Copy out every line in the entries below that includes "закрытые".

**** Information given ****

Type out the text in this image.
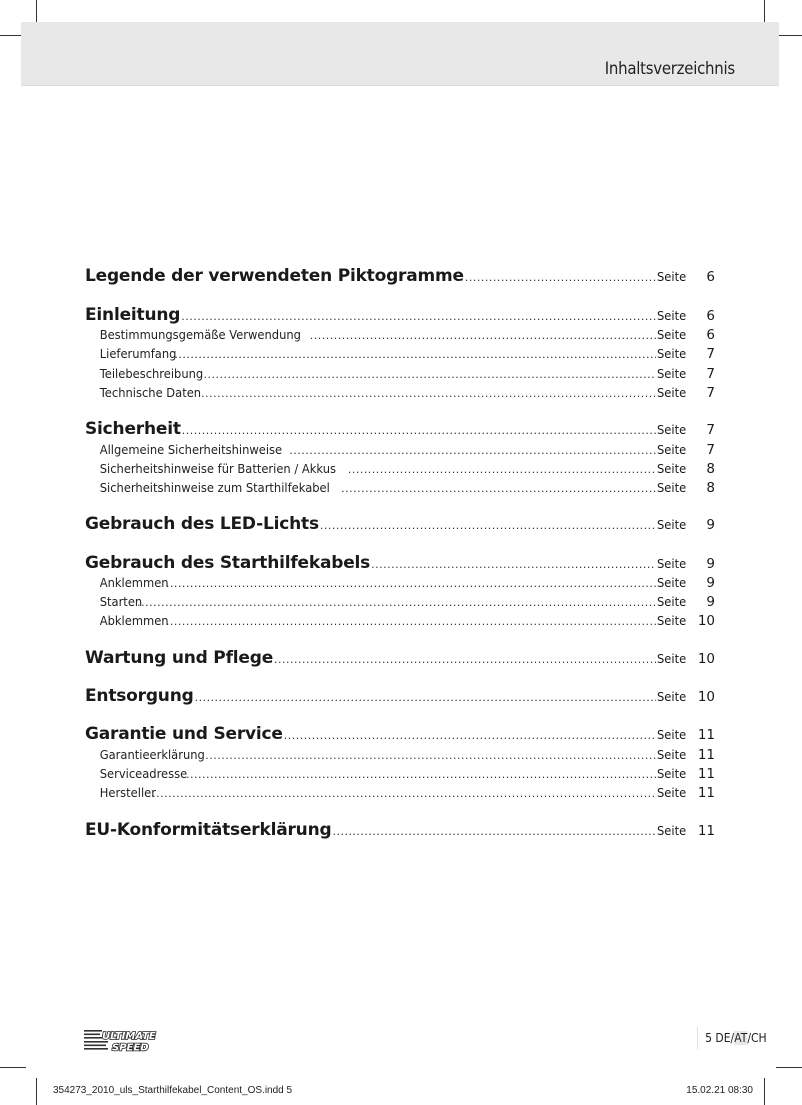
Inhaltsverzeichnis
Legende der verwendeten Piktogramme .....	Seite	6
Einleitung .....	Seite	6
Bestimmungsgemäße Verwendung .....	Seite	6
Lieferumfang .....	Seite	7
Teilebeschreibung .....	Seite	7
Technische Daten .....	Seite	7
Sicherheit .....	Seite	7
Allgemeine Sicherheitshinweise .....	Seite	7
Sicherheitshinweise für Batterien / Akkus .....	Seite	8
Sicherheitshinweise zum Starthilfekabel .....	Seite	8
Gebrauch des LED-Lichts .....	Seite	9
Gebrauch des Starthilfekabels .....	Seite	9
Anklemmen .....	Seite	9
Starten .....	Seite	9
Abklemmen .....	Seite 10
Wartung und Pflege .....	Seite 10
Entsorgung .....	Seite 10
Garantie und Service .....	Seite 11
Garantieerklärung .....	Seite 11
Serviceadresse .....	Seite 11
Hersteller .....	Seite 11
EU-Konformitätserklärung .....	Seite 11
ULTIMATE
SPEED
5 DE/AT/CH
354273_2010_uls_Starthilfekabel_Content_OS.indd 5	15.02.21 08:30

****
**** Information given ****

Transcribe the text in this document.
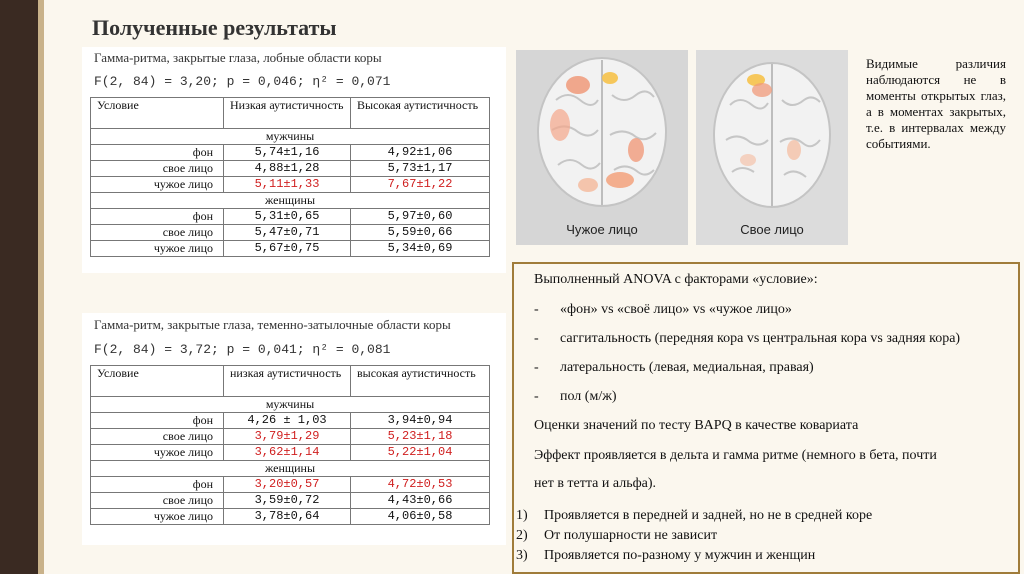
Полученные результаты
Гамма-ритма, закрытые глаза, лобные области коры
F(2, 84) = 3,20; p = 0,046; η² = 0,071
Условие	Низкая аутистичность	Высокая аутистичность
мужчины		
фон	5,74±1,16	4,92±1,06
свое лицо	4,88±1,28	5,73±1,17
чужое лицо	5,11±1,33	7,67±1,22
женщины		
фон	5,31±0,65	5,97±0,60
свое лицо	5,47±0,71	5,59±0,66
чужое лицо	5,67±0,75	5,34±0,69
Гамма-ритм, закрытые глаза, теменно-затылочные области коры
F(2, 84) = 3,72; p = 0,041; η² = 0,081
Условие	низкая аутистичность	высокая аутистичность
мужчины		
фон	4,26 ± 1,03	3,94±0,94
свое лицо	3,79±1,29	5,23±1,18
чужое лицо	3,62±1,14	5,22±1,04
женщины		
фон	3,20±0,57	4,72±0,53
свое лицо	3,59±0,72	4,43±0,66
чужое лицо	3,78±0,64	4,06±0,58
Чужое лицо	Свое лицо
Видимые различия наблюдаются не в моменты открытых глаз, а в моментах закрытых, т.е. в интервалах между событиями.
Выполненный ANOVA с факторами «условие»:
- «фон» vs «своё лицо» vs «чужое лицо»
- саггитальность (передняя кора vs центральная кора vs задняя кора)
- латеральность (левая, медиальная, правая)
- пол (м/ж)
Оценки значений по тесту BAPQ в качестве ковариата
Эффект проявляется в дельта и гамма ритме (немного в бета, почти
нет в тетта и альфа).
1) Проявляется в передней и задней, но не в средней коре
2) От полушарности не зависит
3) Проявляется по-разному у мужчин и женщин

****

> [Final result]
Гамма-ритма, закрытые глаза, лобные области коры
Гамма-ритм, закрытые глаза, теменно-затылочные области коры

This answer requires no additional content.